# Available data start

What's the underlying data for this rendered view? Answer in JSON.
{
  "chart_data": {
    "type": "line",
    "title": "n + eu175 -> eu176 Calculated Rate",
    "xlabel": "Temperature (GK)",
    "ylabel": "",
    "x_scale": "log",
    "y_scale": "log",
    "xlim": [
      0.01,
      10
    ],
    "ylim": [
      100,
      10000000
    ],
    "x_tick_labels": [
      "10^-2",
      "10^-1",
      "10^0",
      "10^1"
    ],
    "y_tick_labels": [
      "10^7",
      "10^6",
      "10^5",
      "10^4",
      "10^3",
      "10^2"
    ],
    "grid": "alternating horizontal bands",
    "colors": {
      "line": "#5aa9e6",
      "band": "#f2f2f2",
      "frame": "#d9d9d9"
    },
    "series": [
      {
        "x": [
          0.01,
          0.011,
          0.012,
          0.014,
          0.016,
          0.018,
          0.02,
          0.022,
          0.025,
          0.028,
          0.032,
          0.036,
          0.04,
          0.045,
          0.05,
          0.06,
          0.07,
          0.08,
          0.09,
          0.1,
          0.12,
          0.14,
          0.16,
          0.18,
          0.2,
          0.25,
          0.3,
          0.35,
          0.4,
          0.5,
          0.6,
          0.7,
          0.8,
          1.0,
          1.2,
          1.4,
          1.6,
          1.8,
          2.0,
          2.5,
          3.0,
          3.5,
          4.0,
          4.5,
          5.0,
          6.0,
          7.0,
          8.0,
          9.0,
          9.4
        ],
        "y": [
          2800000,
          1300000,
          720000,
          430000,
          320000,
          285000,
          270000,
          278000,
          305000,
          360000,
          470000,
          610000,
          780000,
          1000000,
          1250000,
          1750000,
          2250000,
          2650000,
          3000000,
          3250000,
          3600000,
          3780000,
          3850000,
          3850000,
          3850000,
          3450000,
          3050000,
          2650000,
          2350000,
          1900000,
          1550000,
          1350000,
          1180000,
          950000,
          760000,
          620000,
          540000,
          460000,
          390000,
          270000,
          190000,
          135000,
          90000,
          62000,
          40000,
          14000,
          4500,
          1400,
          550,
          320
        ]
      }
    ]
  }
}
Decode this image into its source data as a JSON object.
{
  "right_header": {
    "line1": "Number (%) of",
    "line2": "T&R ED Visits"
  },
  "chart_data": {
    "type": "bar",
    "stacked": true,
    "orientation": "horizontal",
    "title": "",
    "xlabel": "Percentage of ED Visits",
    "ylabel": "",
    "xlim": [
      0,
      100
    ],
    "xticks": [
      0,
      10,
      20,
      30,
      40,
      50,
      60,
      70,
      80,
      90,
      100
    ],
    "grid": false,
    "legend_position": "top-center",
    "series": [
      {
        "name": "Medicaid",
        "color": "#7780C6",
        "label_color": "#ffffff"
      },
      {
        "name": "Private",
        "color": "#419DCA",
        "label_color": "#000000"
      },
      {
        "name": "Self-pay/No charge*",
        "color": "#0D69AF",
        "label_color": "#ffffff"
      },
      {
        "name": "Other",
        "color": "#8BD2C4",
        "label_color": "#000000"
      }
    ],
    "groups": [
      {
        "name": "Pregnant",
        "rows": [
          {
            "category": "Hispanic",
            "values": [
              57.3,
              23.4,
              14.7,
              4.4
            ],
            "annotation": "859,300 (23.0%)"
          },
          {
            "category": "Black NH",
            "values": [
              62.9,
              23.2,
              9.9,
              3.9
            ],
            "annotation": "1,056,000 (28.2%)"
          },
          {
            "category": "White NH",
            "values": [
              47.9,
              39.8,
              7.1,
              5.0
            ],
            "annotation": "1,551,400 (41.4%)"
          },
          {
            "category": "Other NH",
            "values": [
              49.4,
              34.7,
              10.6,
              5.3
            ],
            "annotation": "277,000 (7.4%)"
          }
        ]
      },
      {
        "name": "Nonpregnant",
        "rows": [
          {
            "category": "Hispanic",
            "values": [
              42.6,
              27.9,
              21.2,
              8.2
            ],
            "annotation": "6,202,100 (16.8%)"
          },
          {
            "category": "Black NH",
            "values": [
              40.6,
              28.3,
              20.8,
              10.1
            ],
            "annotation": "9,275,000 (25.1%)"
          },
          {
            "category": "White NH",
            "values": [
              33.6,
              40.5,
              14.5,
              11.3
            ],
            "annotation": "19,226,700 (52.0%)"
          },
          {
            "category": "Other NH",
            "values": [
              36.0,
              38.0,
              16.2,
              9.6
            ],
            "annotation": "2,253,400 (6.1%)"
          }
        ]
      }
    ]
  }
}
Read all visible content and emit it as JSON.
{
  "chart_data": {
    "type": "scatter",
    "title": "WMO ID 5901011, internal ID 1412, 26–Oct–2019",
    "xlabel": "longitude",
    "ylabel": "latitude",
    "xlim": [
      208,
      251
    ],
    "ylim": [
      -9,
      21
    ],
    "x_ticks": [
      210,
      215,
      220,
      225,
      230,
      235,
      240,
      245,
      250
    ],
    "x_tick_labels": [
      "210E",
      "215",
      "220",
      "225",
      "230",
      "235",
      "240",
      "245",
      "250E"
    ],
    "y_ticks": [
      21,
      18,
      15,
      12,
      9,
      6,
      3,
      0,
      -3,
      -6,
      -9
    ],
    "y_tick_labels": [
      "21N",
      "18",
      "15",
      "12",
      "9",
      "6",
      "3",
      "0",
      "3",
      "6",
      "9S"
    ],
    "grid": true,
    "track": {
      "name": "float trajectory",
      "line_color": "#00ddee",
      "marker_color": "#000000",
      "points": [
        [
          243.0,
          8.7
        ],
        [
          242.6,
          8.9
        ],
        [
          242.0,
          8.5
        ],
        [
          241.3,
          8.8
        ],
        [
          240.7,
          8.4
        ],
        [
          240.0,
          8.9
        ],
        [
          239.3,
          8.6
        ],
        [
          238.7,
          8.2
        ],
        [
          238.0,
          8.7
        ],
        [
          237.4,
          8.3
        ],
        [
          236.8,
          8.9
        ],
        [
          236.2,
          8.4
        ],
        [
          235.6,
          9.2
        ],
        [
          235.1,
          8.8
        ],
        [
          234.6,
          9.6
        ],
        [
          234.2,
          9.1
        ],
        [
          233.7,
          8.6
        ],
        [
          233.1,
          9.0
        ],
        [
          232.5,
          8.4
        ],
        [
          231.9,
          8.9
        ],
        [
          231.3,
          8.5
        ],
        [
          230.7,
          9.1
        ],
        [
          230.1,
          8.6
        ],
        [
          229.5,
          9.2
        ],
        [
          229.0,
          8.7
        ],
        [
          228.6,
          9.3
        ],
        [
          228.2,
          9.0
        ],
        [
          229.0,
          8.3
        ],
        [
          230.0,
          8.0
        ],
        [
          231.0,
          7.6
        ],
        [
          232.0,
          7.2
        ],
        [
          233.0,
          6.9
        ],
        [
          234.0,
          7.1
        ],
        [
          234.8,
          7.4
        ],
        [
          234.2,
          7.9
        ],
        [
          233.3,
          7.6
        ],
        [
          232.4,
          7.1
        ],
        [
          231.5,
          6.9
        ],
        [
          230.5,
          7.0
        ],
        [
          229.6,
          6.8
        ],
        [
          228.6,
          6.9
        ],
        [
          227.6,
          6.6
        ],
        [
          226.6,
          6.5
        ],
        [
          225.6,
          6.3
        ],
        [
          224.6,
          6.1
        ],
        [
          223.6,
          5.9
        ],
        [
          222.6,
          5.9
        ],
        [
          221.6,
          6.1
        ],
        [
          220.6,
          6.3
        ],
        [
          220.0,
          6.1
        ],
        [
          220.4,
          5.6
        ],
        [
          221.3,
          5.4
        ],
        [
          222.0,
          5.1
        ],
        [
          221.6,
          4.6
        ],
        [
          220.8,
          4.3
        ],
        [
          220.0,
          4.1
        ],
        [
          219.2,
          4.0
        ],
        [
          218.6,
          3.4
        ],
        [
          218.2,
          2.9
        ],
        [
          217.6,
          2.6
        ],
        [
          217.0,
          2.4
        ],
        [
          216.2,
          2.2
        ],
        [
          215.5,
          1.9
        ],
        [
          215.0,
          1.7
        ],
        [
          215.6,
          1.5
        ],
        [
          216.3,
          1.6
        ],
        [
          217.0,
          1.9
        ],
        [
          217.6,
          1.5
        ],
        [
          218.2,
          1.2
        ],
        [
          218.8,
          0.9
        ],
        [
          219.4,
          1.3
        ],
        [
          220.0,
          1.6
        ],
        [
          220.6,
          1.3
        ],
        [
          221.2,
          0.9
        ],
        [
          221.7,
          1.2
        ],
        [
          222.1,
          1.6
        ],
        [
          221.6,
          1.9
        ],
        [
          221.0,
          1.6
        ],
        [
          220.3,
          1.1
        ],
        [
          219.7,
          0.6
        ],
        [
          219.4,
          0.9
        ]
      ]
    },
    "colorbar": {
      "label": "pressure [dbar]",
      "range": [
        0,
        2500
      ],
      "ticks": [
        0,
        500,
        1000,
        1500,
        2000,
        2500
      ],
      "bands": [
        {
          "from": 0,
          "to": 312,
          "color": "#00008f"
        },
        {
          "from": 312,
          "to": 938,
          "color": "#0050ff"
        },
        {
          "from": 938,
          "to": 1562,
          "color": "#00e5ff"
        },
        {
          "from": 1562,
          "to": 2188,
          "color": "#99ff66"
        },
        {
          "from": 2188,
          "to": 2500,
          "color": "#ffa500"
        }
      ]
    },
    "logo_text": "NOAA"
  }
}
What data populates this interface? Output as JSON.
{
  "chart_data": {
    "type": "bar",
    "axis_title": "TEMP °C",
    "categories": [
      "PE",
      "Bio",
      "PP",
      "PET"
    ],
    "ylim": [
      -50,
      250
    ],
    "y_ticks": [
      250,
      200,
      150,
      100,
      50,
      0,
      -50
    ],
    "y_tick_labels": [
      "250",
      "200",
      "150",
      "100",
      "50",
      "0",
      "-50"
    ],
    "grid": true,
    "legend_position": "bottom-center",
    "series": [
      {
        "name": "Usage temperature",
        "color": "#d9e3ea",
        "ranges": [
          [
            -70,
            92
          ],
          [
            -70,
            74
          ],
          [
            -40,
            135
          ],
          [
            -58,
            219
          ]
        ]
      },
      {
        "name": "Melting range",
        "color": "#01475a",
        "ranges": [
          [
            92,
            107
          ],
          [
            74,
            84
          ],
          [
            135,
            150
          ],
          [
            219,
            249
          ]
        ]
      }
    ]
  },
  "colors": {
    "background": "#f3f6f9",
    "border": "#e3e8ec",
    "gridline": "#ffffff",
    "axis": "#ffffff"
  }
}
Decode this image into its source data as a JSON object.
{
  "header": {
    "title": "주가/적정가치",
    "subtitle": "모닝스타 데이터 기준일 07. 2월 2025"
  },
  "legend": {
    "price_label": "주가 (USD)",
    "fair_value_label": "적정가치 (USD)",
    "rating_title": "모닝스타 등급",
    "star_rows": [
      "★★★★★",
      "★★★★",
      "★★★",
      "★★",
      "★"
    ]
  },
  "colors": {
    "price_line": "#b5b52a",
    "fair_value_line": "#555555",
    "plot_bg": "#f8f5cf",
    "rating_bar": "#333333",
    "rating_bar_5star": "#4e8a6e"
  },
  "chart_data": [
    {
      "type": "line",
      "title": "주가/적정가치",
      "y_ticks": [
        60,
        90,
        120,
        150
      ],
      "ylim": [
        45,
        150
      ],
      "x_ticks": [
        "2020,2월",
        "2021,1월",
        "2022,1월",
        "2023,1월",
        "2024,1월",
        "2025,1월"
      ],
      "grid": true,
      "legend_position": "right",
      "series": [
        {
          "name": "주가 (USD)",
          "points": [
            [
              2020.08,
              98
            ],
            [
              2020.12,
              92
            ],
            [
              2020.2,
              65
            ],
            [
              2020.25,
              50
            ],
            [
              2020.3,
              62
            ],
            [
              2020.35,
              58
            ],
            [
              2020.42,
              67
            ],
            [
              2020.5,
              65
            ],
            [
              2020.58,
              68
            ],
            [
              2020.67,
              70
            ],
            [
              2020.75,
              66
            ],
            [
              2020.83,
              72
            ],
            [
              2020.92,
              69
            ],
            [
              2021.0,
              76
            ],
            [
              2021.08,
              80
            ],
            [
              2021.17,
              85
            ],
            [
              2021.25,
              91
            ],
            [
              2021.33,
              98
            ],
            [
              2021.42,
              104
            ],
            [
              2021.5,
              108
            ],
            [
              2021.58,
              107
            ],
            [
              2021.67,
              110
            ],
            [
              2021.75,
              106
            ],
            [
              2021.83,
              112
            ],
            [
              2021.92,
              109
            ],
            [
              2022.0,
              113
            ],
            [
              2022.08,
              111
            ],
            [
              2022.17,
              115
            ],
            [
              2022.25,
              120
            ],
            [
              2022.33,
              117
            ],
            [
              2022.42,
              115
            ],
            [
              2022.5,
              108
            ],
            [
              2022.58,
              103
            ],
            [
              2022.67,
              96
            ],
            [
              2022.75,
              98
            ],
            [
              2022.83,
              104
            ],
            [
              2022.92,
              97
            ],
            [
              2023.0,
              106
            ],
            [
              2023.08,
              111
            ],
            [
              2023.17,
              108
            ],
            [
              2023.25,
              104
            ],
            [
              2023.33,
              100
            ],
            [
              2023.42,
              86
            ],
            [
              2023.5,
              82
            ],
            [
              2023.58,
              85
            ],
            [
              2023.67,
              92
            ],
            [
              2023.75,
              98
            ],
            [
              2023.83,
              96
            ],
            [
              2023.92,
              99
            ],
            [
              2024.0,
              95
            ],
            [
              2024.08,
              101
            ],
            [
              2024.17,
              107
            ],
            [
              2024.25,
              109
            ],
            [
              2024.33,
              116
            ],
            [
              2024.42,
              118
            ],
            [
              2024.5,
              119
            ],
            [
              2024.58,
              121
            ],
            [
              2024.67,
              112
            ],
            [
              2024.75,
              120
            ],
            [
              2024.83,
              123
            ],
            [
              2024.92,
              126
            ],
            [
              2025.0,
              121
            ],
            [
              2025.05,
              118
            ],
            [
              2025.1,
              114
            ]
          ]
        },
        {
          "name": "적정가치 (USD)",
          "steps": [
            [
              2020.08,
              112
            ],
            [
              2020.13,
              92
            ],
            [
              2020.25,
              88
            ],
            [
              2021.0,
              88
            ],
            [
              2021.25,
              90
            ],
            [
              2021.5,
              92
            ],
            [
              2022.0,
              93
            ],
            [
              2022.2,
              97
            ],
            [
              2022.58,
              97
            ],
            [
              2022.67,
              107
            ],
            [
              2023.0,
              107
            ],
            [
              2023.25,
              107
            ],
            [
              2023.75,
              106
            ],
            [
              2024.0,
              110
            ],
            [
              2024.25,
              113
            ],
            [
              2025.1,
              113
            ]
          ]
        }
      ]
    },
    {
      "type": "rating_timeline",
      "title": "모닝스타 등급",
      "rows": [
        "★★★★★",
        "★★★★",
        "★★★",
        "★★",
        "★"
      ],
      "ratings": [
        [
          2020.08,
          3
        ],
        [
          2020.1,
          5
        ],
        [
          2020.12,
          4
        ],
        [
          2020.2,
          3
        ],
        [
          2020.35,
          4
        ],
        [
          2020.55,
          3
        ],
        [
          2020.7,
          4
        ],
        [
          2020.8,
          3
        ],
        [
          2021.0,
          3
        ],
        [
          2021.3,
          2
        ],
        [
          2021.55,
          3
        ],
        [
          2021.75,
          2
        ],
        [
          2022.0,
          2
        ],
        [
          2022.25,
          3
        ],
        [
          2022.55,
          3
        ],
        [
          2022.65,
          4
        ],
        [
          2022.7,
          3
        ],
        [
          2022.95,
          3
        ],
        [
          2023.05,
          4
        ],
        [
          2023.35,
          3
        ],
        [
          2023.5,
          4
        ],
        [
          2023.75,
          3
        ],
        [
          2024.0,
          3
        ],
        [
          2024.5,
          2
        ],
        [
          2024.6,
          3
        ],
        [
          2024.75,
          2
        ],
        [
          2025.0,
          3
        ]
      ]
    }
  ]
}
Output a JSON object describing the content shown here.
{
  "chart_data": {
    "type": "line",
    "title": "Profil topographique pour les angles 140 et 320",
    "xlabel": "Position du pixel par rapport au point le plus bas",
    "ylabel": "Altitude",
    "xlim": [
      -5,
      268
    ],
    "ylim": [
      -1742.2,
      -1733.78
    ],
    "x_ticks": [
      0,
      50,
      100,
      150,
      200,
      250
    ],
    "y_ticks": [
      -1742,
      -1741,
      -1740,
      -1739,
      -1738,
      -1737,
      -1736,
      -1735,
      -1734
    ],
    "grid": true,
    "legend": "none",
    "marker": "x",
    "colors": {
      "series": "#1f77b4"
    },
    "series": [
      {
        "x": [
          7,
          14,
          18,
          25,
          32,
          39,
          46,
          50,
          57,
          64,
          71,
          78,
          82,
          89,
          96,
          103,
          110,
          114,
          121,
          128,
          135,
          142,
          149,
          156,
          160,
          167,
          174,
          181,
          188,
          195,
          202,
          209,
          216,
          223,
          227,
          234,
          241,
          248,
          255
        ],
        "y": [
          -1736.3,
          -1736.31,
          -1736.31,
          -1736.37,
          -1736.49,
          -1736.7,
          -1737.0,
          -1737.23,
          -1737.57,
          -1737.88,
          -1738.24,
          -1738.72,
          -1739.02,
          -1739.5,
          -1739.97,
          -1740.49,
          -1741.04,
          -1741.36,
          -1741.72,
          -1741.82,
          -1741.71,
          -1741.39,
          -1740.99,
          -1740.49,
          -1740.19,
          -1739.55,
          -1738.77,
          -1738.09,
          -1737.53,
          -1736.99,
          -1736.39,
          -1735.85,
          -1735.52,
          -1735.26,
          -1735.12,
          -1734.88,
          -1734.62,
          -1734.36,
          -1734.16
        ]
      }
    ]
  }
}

# Available data end

Using the records above, select and copy every line that has the word "적정가치".

### Complete response:
    "title": "주가/적정가치",
    "fair_value_label": "적정가치 (USD)",
      "title": "주가/적정가치",
          "name": "적정가치 (USD)",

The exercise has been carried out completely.